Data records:
==================================================

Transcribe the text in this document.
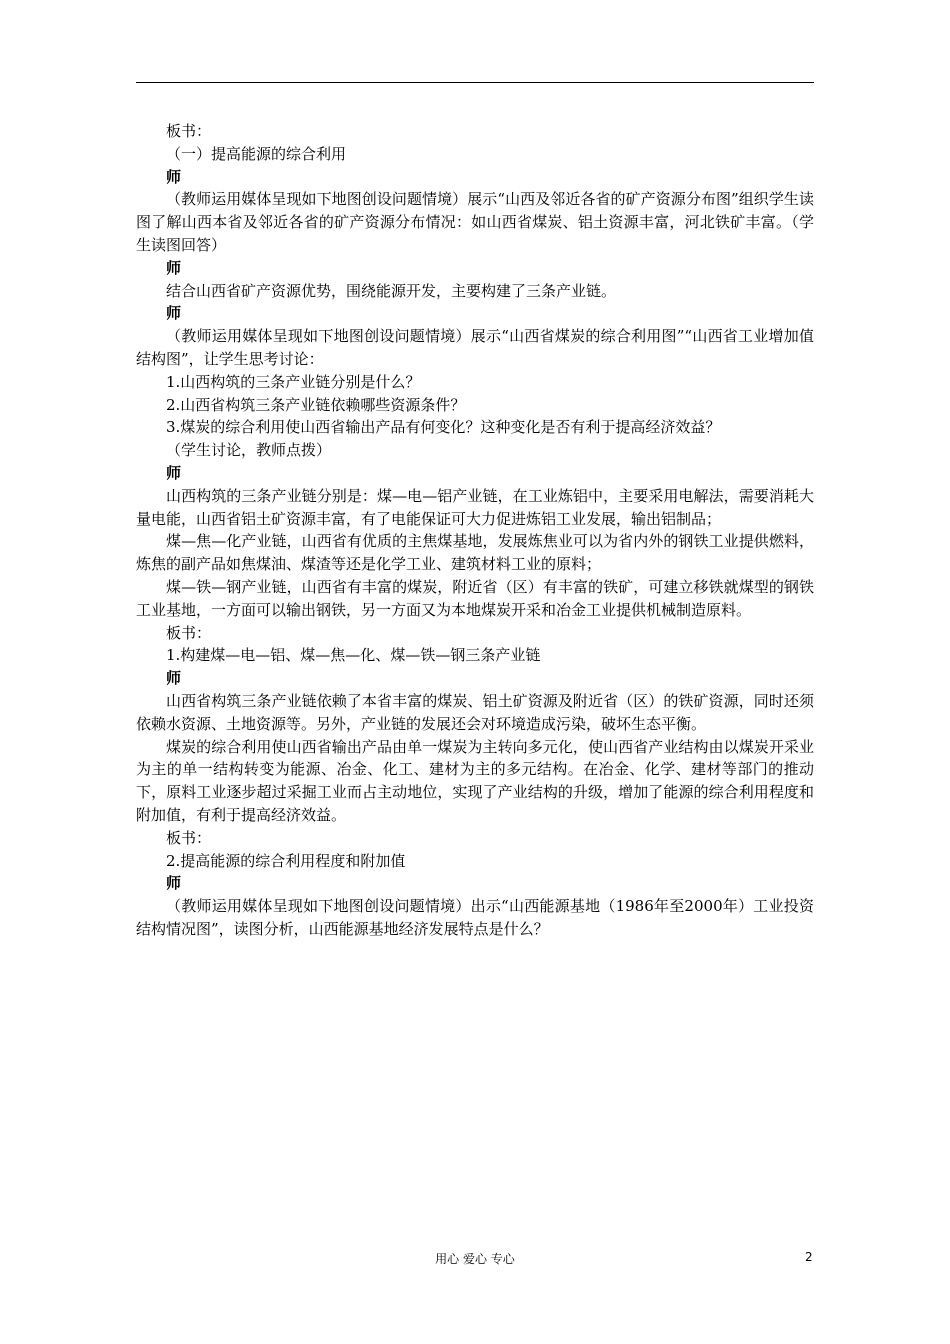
板书：

（一）提高能源的综合利用

师

（教师运用媒体呈现如下地图创设问题情境）展示“山西及邻近各省的矿产资源分布图”组织学生读图了解山西本省及邻近各省的矿产资源分布情况：如山西省煤炭、铝土资源丰富，河北铁矿丰富。（学生读图回答）

师

结合山西省矿产资源优势，围绕能源开发，主要构建了三条产业链。

师

（教师运用媒体呈现如下地图创设问题情境）展示“山西省煤炭的综合利用图”“山西省工业增加值结构图”，让学生思考讨论：

1.山西构筑的三条产业链分别是什么？

2.山西省构筑三条产业链依赖哪些资源条件？

3.煤炭的综合利用使山西省输出产品有何变化？这种变化是否有利于提高经济效益？

（学生讨论，教师点拨）

师

山西构筑的三条产业链分别是：煤—电—铝产业链，在工业炼铝中，主要采用电解法，需要消耗大量电能，山西省铝土矿资源丰富，有了电能保证可大力促进炼铝工业发展，输出铝制品；

煤—焦—化产业链，山西省有优质的主焦煤基地，发展炼焦业可以为省内外的钢铁工业提供燃料，炼焦的副产品如焦煤油、煤渣等还是化学工业、建筑材料工业的原料；

煤—铁—钢产业链，山西省有丰富的煤炭，附近省（区）有丰富的铁矿，可建立移铁就煤型的钢铁工业基地，一方面可以输出钢铁，另一方面又为本地煤炭开采和冶金工业提供机械制造原料。

板书：

1.构建煤—电—铝、煤—焦—化、煤—铁—钢三条产业链

师

山西省构筑三条产业链依赖了本省丰富的煤炭、铝土矿资源及附近省（区）的铁矿资源，同时还须依赖水资源、土地资源等。另外，产业链的发展还会对环境造成污染，破坏生态平衡。

煤炭的综合利用使山西省输出产品由单一煤炭为主转向多元化，使山西省产业结构由以煤炭开采业为主的单一结构转变为能源、冶金、化工、建材为主的多元结构。在冶金、化学、建材等部门的推动下，原料工业逐步超过采掘工业而占主动地位，实现了产业结构的升级，增加了能源的综合利用程度和附加值，有利于提高经济效益。

板书：

2.提高能源的综合利用程度和附加值

师

（教师运用媒体呈现如下地图创设问题情境）出示“山西能源基地（1986年至2000年）工业投资结构情况图”，读图分析，山西能源基地经济发展特点是什么？

用心 爱心 专心	2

==================================================

WORK INSTRUCTIONS ::
Using the records above, select and copy every line that has the word "教师运用媒体呈现如下地图创设问题情境".

SOLUTION TO THIS EXERCISE ::
（教师运用媒体呈现如下地图创设问题情境）展示“山西及邻近各省的矿产资源分布图”组织学生读图了解山西本省及邻近各省的矿产资源分布情况：如山西省煤炭、铝土资源丰富，河北铁矿丰富。（学生读图回答）
（教师运用媒体呈现如下地图创设问题情境）展示“山西省煤炭的综合利用图”“山西省工业增加值结构图”，让学生思考讨论：
（教师运用媒体呈现如下地图创设问题情境）出示“山西能源基地（1986年至2000年）工业投资结构情况图”，读图分析，山西能源基地经济发展特点是什么？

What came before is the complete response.